● Opgaven:
1. Typ uit de tekst over de invloed van woorden op kinderen alles over, van "Een van de beste" tot en met "die hij zegt.".
2. Schrijf een vervolg op de tekst over de invloed van woorden op kinderen, aansluitend op de laatste zin.

● Aangeleverde tekst:
>>

2013
Onze woorden
Mei 2013


Onze woorden

Onze manier van spreken en onze woordkeuze kunnen onze kinderen opbeuren en hen sterken in hun geloof.

Rosemary M. Wixom

Onlangs hoorde een jonge vader dat zijn bijzondere juf van groep vier overleden was. Ter nagedachtenis aan haar schreef hij: ‘Van alle gevoelens en ervaringen die ik me herinner, is het meest overheersende gevoel dat van “troost.” Ze heeft me vast spellen geleerd, grammatica, rekenen, maar bovenal leerde ze me dat het fijn was om een kind te zijn. In haar lokaal mocht je hier en daar wel een woord verkeerd spellen. “We zullen eraan werken”, zei ze dan. Je mocht knoeien of iets scheuren of een vlek maken. “We maken het in orde en ruimen het op”, was haar reactie. Je mocht proberen, je mocht ontdekken, je mocht dromen en je mocht genieten van de onbelangrijke dingen die alleen kinderen spannend vinden.’

Een van de beste manieren waarop iemand in deze wereld invloed kan hebben, is door een kind te beïnvloeden. De overtuigingen en de eigenwaarde van kinderen worden gevormd als ze nog jong zijn. Iedereen die mij hoort, heeft de mogelijkheid om het zelfvertrouwen van een kind en het geloof van een kind in onze hemelse Vader en Jezus Christus te vergroten door de woorden die hij zegt.

<<

● Materiaal:
>>

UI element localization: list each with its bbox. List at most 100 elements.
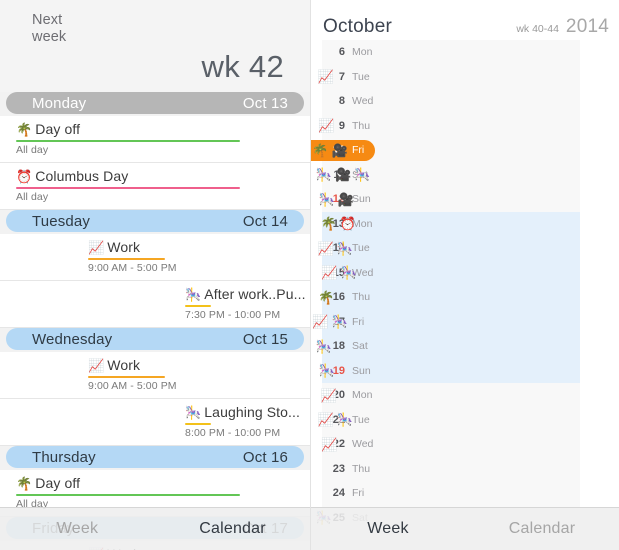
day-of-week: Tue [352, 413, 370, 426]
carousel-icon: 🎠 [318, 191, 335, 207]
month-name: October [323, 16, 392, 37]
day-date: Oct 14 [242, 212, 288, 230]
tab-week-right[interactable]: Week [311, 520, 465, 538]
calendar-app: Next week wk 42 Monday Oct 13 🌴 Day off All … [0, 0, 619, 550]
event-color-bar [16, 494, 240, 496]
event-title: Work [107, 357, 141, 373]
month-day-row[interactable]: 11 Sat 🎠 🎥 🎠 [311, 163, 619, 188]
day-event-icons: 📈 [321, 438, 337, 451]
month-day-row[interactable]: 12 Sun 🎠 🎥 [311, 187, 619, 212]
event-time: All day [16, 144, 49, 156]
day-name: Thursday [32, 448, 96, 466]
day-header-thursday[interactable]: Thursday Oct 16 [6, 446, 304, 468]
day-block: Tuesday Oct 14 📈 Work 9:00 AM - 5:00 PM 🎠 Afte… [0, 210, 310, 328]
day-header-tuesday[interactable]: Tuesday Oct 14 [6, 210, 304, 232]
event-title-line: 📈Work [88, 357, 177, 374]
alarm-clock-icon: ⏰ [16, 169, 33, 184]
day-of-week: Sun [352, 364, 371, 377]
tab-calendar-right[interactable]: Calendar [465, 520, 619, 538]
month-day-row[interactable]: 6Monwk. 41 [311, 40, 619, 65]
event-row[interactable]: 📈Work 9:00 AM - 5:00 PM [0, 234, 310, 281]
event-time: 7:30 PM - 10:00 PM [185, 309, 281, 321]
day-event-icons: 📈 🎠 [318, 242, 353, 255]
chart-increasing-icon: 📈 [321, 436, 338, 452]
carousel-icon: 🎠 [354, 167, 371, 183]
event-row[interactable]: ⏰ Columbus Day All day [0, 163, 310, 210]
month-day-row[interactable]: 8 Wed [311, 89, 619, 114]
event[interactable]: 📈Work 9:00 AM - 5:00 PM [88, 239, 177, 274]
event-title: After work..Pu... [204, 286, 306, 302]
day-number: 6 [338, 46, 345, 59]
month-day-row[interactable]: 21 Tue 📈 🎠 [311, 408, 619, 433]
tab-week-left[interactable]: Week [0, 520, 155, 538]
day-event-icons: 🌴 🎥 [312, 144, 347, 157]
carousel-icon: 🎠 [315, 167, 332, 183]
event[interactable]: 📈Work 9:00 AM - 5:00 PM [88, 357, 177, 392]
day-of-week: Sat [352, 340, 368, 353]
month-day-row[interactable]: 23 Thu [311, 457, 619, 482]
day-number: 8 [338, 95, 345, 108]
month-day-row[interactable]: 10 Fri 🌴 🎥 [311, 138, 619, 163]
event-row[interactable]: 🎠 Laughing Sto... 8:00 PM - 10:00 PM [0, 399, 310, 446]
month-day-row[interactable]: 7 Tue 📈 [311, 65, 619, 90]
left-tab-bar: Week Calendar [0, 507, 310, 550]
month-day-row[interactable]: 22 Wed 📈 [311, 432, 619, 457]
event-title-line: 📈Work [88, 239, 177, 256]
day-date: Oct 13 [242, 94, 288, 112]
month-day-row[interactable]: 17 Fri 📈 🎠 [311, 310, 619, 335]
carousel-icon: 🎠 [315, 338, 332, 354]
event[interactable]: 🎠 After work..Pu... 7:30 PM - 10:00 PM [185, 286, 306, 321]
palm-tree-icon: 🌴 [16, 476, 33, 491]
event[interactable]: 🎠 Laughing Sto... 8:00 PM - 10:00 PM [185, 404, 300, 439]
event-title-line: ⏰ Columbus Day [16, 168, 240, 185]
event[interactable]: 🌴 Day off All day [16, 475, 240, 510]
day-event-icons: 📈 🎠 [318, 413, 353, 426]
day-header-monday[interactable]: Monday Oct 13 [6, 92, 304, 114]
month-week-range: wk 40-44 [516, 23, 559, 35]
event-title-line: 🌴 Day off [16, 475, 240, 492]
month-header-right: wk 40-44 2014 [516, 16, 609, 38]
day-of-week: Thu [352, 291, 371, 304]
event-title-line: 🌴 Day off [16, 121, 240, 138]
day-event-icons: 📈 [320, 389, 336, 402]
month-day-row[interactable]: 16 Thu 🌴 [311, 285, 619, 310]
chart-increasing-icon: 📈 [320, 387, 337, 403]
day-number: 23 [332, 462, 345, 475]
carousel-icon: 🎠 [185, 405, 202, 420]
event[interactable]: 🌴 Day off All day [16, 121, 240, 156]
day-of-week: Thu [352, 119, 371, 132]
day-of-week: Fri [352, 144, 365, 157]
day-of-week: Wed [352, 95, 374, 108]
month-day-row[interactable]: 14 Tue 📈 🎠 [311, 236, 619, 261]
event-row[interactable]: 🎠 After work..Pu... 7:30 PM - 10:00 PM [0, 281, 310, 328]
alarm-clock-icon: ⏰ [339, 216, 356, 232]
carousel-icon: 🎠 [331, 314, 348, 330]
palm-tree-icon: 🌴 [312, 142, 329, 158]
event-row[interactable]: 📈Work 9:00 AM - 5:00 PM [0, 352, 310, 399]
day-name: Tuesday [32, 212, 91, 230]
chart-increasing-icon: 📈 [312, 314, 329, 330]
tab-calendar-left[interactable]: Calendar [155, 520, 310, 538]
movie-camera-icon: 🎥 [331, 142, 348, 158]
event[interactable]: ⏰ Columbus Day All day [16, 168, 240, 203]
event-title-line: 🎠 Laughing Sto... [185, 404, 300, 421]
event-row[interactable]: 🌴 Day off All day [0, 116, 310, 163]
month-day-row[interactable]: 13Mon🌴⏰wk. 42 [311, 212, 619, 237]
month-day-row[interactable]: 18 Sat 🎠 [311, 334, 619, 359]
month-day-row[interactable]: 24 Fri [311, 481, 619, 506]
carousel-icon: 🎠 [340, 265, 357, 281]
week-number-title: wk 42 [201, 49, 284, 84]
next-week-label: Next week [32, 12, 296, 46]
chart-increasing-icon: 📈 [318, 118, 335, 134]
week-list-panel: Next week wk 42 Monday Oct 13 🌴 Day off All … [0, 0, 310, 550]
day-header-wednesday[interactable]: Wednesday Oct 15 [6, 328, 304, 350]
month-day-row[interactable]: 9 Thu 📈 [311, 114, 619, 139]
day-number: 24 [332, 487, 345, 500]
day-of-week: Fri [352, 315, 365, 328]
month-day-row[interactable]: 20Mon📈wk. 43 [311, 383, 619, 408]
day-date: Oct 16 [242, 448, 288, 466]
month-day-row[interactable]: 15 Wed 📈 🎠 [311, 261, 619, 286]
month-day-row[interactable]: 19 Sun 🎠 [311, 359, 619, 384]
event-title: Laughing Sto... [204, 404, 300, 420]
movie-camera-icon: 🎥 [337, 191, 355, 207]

<<
>>

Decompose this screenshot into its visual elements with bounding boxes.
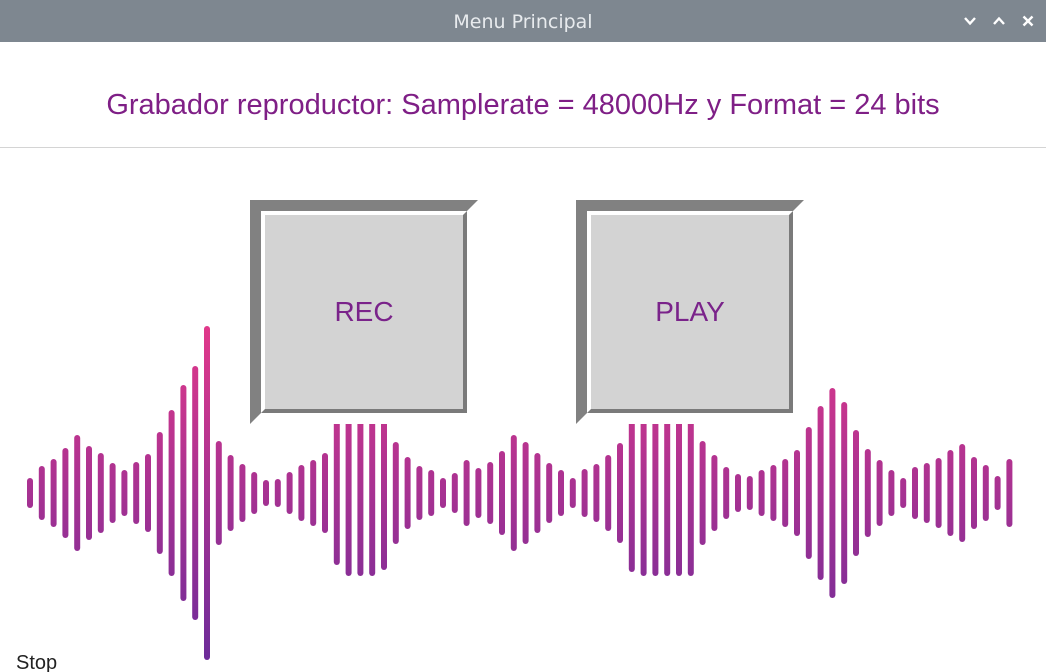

<<
>>

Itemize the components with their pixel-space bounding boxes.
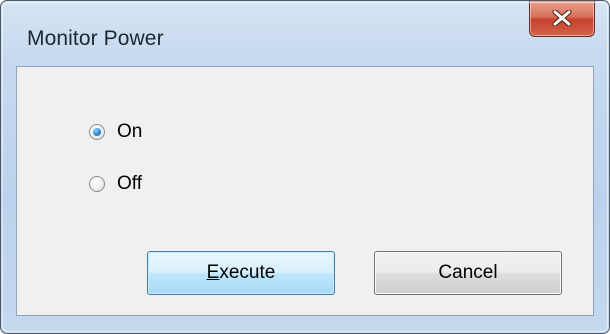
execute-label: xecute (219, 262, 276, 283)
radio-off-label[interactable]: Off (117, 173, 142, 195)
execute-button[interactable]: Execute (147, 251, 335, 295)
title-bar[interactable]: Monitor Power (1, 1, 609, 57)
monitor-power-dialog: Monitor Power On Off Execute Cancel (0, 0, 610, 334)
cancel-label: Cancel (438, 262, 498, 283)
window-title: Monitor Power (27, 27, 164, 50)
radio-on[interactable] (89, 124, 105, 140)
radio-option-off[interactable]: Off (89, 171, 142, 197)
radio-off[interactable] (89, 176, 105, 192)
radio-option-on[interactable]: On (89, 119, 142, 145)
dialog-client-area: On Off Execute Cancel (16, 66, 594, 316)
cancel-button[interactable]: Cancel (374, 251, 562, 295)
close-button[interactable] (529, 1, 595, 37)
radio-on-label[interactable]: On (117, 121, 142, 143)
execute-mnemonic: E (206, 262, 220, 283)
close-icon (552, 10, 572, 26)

<<

● Antwoorden:
1.
Een van de beste manieren waarop iemand in deze wereld invloed kan hebben, is door een kind te beïnvloeden. De overtuigingen en de eigenwaarde van kinderen worden gevormd als ze nog jong zijn. Iedereen die mij hoort, heeft de mogelijkheid om het zelfvertrouwen van een kind en het geloof van een kind in onze hemelse Vader en Jezus Christus te vergroten door de woorden die hij zegt.

2.
In Helaman 5 lezen we: ‘En nu, mijn zonen, bedenkt, bedenkt, het is op de rots van onze Verlosser, die Christus is, de Zoon Gods, dat gij uw fundament moet bouwen.’1

Dat waren de woorden van Heleman tot zijn zoons. En als we verder lezen, staat er: ‘En zij dachten aan zijn woorden; en zij […] gingen […] uit om het woord Gods onder het gehele volk van Nephi te leren.’2

Hoewel de zoons van Helaman vervolgd werden en in de gevangenis terechtkwamen, hadden zij altijd iets aan die woorden. Ze werden beschermd en door een vuurkolom omgeven. Toen hoorden zij een stem die tegen hun cipiers zei:

‘Bekeert u en tracht niet meer mijn dienstknechten te vernietigen, […]

‘Het [was] geen stem des donders […] en evenmin een stem van daverend rumoer, maar zie, het was een zachte stem van een volmaakte mildheid, als een fluistering, en toch drong zij door tot in het diepste der ziel.’3

We kunnen iets leren van die stem uit de hemel. Hij was niet hard, verwijtend of vernederend. Het was een zachte stem van volmaakte mildheid die zowel duidelijke aanwijzingen gaf als hoop.

Onze manier van spreken en onze woordkeuze kunnen onze kinderen opbeuren en hen sterken in hun geloof om op het pad terug naar onze hemelse Vader te blijven. Als zij naar deze aarde komen, zijn ze klaar om te luisteren.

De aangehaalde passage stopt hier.